**What you need to do:** Reproduce the listing below line for line, with no changes.
§ §
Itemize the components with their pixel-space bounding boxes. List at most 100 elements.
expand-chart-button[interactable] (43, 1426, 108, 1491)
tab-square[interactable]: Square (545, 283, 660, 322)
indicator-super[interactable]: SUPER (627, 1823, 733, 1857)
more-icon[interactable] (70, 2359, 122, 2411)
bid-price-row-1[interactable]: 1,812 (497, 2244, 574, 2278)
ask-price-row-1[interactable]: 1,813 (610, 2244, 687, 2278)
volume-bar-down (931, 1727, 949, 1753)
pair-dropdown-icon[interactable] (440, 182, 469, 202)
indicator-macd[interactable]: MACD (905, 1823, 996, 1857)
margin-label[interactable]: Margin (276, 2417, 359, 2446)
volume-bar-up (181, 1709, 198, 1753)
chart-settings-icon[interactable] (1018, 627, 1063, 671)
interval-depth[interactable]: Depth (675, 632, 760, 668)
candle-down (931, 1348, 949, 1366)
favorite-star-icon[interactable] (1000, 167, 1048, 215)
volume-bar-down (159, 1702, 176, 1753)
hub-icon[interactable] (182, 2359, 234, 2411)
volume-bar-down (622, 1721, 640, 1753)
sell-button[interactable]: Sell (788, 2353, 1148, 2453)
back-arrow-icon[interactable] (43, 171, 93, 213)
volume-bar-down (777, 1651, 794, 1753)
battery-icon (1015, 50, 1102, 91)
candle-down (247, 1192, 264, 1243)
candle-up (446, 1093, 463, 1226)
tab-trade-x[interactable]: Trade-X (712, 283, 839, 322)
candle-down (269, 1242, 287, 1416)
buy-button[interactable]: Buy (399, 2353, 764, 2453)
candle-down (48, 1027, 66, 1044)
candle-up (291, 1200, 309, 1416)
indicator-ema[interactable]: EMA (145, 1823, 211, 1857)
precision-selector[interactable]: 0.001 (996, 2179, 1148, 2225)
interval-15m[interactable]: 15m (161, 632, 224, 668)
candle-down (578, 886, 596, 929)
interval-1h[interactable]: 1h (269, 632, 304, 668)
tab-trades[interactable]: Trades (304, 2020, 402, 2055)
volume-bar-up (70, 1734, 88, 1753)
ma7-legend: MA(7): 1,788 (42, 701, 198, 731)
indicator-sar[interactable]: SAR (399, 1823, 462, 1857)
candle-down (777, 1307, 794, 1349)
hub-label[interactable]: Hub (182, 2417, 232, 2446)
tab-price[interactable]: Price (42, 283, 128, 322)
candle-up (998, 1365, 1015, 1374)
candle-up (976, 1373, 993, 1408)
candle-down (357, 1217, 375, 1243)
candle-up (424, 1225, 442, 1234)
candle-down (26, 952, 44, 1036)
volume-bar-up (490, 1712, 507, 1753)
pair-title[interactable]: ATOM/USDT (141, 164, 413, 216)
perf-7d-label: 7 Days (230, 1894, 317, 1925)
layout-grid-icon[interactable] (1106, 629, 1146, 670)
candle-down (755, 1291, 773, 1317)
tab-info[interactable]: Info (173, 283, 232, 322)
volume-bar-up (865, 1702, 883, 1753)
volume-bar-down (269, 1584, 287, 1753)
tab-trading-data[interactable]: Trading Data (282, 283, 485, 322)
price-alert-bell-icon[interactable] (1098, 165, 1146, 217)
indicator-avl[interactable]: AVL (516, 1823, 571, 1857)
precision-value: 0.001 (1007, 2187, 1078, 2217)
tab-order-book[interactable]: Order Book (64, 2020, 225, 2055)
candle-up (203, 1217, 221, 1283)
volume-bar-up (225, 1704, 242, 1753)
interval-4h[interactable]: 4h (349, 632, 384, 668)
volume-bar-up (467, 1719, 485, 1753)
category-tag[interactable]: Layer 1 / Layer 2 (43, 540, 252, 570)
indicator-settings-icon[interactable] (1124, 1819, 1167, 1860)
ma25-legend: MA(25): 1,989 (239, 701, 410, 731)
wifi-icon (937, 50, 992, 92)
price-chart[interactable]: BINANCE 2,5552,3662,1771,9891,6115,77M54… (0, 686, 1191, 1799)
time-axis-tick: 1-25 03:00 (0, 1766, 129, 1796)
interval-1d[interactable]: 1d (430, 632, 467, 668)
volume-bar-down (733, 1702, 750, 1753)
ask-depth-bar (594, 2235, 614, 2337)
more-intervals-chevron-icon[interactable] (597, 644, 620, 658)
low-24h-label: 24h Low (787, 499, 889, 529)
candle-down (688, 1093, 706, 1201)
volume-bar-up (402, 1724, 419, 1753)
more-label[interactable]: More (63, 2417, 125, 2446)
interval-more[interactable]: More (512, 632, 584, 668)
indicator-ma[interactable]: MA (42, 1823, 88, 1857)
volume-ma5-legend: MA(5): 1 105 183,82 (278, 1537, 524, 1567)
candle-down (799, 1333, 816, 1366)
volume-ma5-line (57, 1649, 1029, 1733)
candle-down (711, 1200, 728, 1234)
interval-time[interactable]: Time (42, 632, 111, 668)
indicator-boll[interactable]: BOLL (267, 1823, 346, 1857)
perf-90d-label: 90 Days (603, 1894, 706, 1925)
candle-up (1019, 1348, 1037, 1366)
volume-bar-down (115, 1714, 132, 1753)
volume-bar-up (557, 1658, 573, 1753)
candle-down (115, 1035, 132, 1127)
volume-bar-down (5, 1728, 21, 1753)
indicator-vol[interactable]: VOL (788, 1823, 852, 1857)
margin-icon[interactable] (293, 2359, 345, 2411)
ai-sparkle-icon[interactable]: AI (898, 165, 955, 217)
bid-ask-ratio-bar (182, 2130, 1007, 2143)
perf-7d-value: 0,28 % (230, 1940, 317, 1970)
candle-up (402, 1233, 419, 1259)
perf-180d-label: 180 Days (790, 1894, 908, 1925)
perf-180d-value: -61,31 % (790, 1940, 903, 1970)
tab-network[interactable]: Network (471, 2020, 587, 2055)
§ §
**Response below:**
Itemize the components with their pixel-space bounding boxes. List at most 100 elements.
expand-chart-button[interactable] (43, 1426, 108, 1491)
tab-square[interactable]: Square (545, 283, 660, 322)
indicator-super[interactable]: SUPER (627, 1823, 733, 1857)
more-icon[interactable] (70, 2359, 122, 2411)
bid-price-row-1[interactable]: 1,812 (497, 2244, 574, 2278)
ask-price-row-1[interactable]: 1,813 (610, 2244, 687, 2278)
volume-bar-down (931, 1727, 949, 1753)
pair-dropdown-icon[interactable] (440, 182, 469, 202)
indicator-macd[interactable]: MACD (905, 1823, 996, 1857)
margin-label[interactable]: Margin (276, 2417, 359, 2446)
volume-bar-up (181, 1709, 198, 1753)
chart-settings-icon[interactable] (1018, 627, 1063, 671)
interval-depth[interactable]: Depth (675, 632, 760, 668)
candle-down (931, 1348, 949, 1366)
favorite-star-icon[interactable] (1000, 167, 1048, 215)
volume-bar-down (159, 1702, 176, 1753)
hub-icon[interactable] (182, 2359, 234, 2411)
volume-bar-down (622, 1721, 640, 1753)
sell-button[interactable]: Sell (788, 2353, 1148, 2453)
back-arrow-icon[interactable] (43, 171, 93, 213)
volume-bar-down (777, 1651, 794, 1753)
battery-icon (1015, 50, 1102, 91)
candle-down (247, 1192, 264, 1243)
candle-up (446, 1093, 463, 1226)
tab-trade-x[interactable]: Trade-X (712, 283, 839, 322)
candle-down (269, 1242, 287, 1416)
buy-button[interactable]: Buy (399, 2353, 764, 2453)
candle-down (48, 1027, 66, 1044)
candle-up (291, 1200, 309, 1416)
indicator-ema[interactable]: EMA (145, 1823, 211, 1857)
precision-selector[interactable]: 0.001 (996, 2179, 1148, 2225)
interval-15m[interactable]: 15m (161, 632, 224, 668)
candle-down (578, 886, 596, 929)
interval-1h[interactable]: 1h (269, 632, 304, 668)
tab-trades[interactable]: Trades (304, 2020, 402, 2055)
volume-bar-up (70, 1734, 88, 1753)
ma7-legend: MA(7): 1,788 (42, 701, 198, 731)
indicator-sar[interactable]: SAR (399, 1823, 462, 1857)
candle-down (777, 1307, 794, 1349)
hub-label[interactable]: Hub (182, 2417, 232, 2446)
tab-price[interactable]: Price (42, 283, 128, 322)
candle-up (998, 1365, 1015, 1374)
candle-up (976, 1373, 993, 1408)
candle-down (357, 1217, 375, 1243)
candle-up (424, 1225, 442, 1234)
candle-down (26, 952, 44, 1036)
volume-bar-up (490, 1712, 507, 1753)
pair-title[interactable]: ATOM/USDT (141, 164, 413, 216)
perf-7d-label: 7 Days (230, 1894, 317, 1925)
layout-grid-icon[interactable] (1106, 629, 1146, 670)
candle-down (755, 1291, 773, 1317)
tab-info[interactable]: Info (173, 283, 232, 322)
volume-bar-up (865, 1702, 883, 1753)
volume-bar-down (269, 1584, 287, 1753)
tab-trading-data[interactable]: Trading Data (282, 283, 485, 322)
price-alert-bell-icon[interactable] (1098, 165, 1146, 217)
indicator-avl[interactable]: AVL (516, 1823, 571, 1857)
precision-value: 0.001 (1007, 2187, 1078, 2217)
tab-order-book[interactable]: Order Book (64, 2020, 225, 2055)
candle-up (203, 1217, 221, 1283)
volume-bar-up (225, 1704, 242, 1753)
interval-4h[interactable]: 4h (349, 632, 384, 668)
volume-bar-up (467, 1719, 485, 1753)
category-tag[interactable]: Layer 1 / Layer 2 (43, 540, 252, 570)
indicator-settings-icon[interactable] (1124, 1819, 1167, 1860)
ma25-legend: MA(25): 1,989 (239, 701, 410, 731)
wifi-icon (937, 50, 992, 92)
price-chart[interactable]: BINANCE 2,5552,3662,1771,9891,6115,77M54… (0, 686, 1191, 1799)
time-axis-tick: 1-25 03:00 (0, 1766, 129, 1796)
interval-1d[interactable]: 1d (430, 632, 467, 668)
volume-bar-down (733, 1702, 750, 1753)
ask-depth-bar (594, 2235, 614, 2337)
more-intervals-chevron-icon[interactable] (597, 644, 620, 658)
low-24h-label: 24h Low (787, 499, 889, 529)
candle-down (688, 1093, 706, 1201)
volume-bar-up (402, 1724, 419, 1753)
more-label[interactable]: More (63, 2417, 125, 2446)
interval-more[interactable]: More (512, 632, 584, 668)
indicator-ma[interactable]: MA (42, 1823, 88, 1857)
volume-ma5-legend: MA(5): 1 105 183,82 (278, 1537, 524, 1567)
candle-down (799, 1333, 816, 1366)
volume-ma5-line (57, 1649, 1029, 1733)
candle-down (711, 1200, 728, 1234)
interval-time[interactable]: Time (42, 632, 111, 668)
indicator-boll[interactable]: BOLL (267, 1823, 346, 1857)
perf-90d-label: 90 Days (603, 1894, 706, 1925)
candle-up (1019, 1348, 1037, 1366)
volume-bar-down (115, 1714, 132, 1753)
volume-bar-up (557, 1658, 573, 1753)
candle-down (115, 1035, 132, 1127)
volume-bar-down (5, 1728, 21, 1753)
indicator-vol[interactable]: VOL (788, 1823, 852, 1857)
margin-icon[interactable] (293, 2359, 345, 2411)
ai-sparkle-icon[interactable]: AI (898, 165, 955, 217)
bid-ask-ratio-bar (182, 2130, 1007, 2143)
perf-7d-value: 0,28 % (230, 1940, 317, 1970)
candle-up (402, 1233, 419, 1259)
perf-180d-label: 180 Days (790, 1894, 908, 1925)
perf-180d-value: -61,31 % (790, 1940, 903, 1970)
tab-network[interactable]: Network (471, 2020, 587, 2055)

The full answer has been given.